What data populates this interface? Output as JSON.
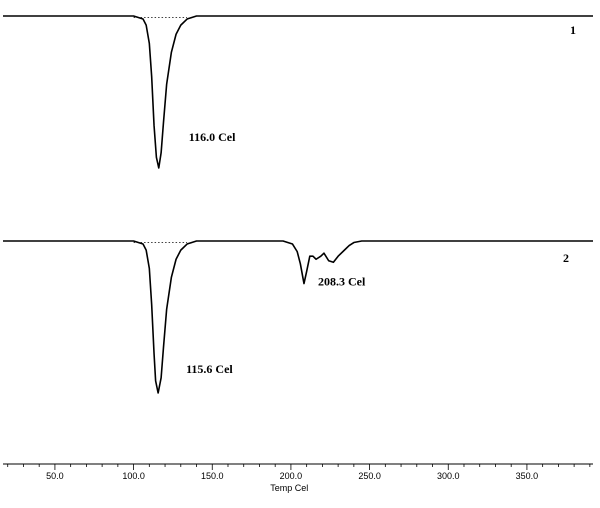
{
  "chart_data": {
    "type": "line",
    "title": "",
    "xlabel": "Temp Cel",
    "ylabel": "",
    "xlim": [
      17,
      392
    ],
    "x_ticks": [
      50,
      100,
      150,
      200,
      250,
      300,
      350
    ],
    "x_tick_labels": [
      "50.0",
      "100.0",
      "150.0",
      "200.0",
      "250.0",
      "300.0",
      "350.0"
    ],
    "grid": false,
    "legend": "none",
    "line_color": "#000000",
    "series": [
      {
        "number": "1",
        "points": [
          [
            17,
            0
          ],
          [
            100,
            0
          ],
          [
            106,
            -0.02
          ],
          [
            108,
            -0.06
          ],
          [
            110,
            -0.18
          ],
          [
            111.5,
            -0.4
          ],
          [
            113,
            -0.72
          ],
          [
            114.5,
            -0.93
          ],
          [
            116.0,
            -1.0
          ],
          [
            117.5,
            -0.9
          ],
          [
            119,
            -0.7
          ],
          [
            121,
            -0.45
          ],
          [
            124,
            -0.24
          ],
          [
            127,
            -0.12
          ],
          [
            130,
            -0.06
          ],
          [
            134,
            -0.02
          ],
          [
            140,
            0
          ],
          [
            392,
            0
          ]
        ],
        "annotations": [
          {
            "x": 116.0,
            "text": "116.0 Cel"
          }
        ]
      },
      {
        "number": "2",
        "points": [
          [
            17,
            0
          ],
          [
            100,
            0
          ],
          [
            106,
            -0.02
          ],
          [
            108,
            -0.06
          ],
          [
            110,
            -0.18
          ],
          [
            111.5,
            -0.42
          ],
          [
            113,
            -0.74
          ],
          [
            114,
            -0.92
          ],
          [
            115.6,
            -1.0
          ],
          [
            117.5,
            -0.9
          ],
          [
            119,
            -0.7
          ],
          [
            121,
            -0.45
          ],
          [
            124,
            -0.24
          ],
          [
            127,
            -0.12
          ],
          [
            130,
            -0.06
          ],
          [
            134,
            -0.02
          ],
          [
            140,
            0
          ],
          [
            195,
            0
          ],
          [
            201,
            -0.02
          ],
          [
            204,
            -0.07
          ],
          [
            206,
            -0.15
          ],
          [
            208.3,
            -0.28
          ],
          [
            210,
            -0.2
          ],
          [
            212,
            -0.1
          ],
          [
            214,
            -0.1
          ],
          [
            216,
            -0.12
          ],
          [
            219,
            -0.1
          ],
          [
            221,
            -0.08
          ],
          [
            224,
            -0.13
          ],
          [
            227,
            -0.14
          ],
          [
            230,
            -0.1
          ],
          [
            234,
            -0.06
          ],
          [
            237,
            -0.03
          ],
          [
            240,
            -0.01
          ],
          [
            245,
            0
          ],
          [
            392,
            0
          ]
        ],
        "annotations": [
          {
            "x": 115.6,
            "text": "115.6 Cel"
          },
          {
            "x": 208.3,
            "text": "208.3 Cel"
          }
        ]
      }
    ]
  }
}
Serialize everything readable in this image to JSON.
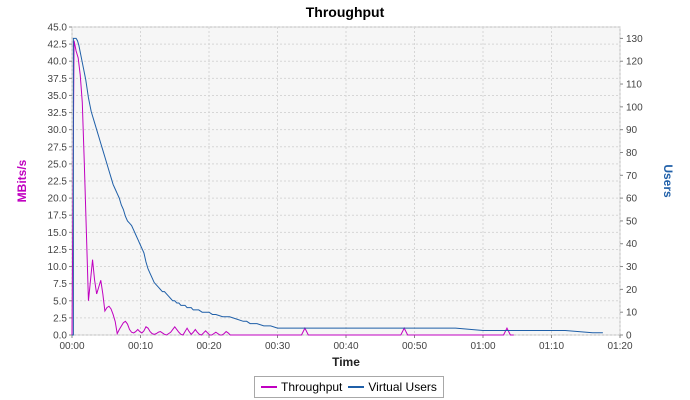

........

Copy out the entries verbatim and leave the images out.

EXERCISE SOLUTION:
What data populates this interface? Output as JSON.
{
  "chart_data": {
    "type": "line",
    "title": "",
    "xlabel": "Temp Cel",
    "ylabel": "",
    "xlim": [
      17,
      392
    ],
    "x_ticks": [
      50,
      100,
      150,
      200,
      250,
      300,
      350
    ],
    "x_tick_labels": [
      "50.0",
      "100.0",
      "150.0",
      "200.0",
      "250.0",
      "300.0",
      "350.0"
    ],
    "grid": false,
    "legend": "none",
    "line_color": "#000000",
    "series": [
      {
        "number": "1",
        "points": [
          [
            17,
            0
          ],
          [
            100,
            0
          ],
          [
            106,
            -0.02
          ],
          [
            108,
            -0.06
          ],
          [
            110,
            -0.18
          ],
          [
            111.5,
            -0.4
          ],
          [
            113,
            -0.72
          ],
          [
            114.5,
            -0.93
          ],
          [
            116.0,
            -1.0
          ],
          [
            117.5,
            -0.9
          ],
          [
            119,
            -0.7
          ],
          [
            121,
            -0.45
          ],
          [
            124,
            -0.24
          ],
          [
            127,
            -0.12
          ],
          [
            130,
            -0.06
          ],
          [
            134,
            -0.02
          ],
          [
            140,
            0
          ],
          [
            392,
            0
          ]
        ],
        "annotations": [
          {
            "x": 116.0,
            "text": "116.0 Cel"
          }
        ]
      },
      {
        "number": "2",
        "points": [
          [
            17,
            0
          ],
          [
            100,
            0
          ],
          [
            106,
            -0.02
          ],
          [
            108,
            -0.06
          ],
          [
            110,
            -0.18
          ],
          [
            111.5,
            -0.42
          ],
          [
            113,
            -0.74
          ],
          [
            114,
            -0.92
          ],
          [
            115.6,
            -1.0
          ],
          [
            117.5,
            -0.9
          ],
          [
            119,
            -0.7
          ],
          [
            121,
            -0.45
          ],
          [
            124,
            -0.24
          ],
          [
            127,
            -0.12
          ],
          [
            130,
            -0.06
          ],
          [
            134,
            -0.02
          ],
          [
            140,
            0
          ],
          [
            195,
            0
          ],
          [
            201,
            -0.02
          ],
          [
            204,
            -0.07
          ],
          [
            206,
            -0.15
          ],
          [
            208.3,
            -0.28
          ],
          [
            210,
            -0.2
          ],
          [
            212,
            -0.1
          ],
          [
            214,
            -0.1
          ],
          [
            216,
            -0.12
          ],
          [
            219,
            -0.1
          ],
          [
            221,
            -0.08
          ],
          [
            224,
            -0.13
          ],
          [
            227,
            -0.14
          ],
          [
            230,
            -0.1
          ],
          [
            234,
            -0.06
          ],
          [
            237,
            -0.03
          ],
          [
            240,
            -0.01
          ],
          [
            245,
            0
          ],
          [
            392,
            0
          ]
        ],
        "annotations": [
          {
            "x": 115.6,
            "text": "115.6 Cel"
          },
          {
            "x": 208.3,
            "text": "208.3 Cel"
          }
        ]
      }
    ]
  }
}
Serialize everything readable in this image to JSON.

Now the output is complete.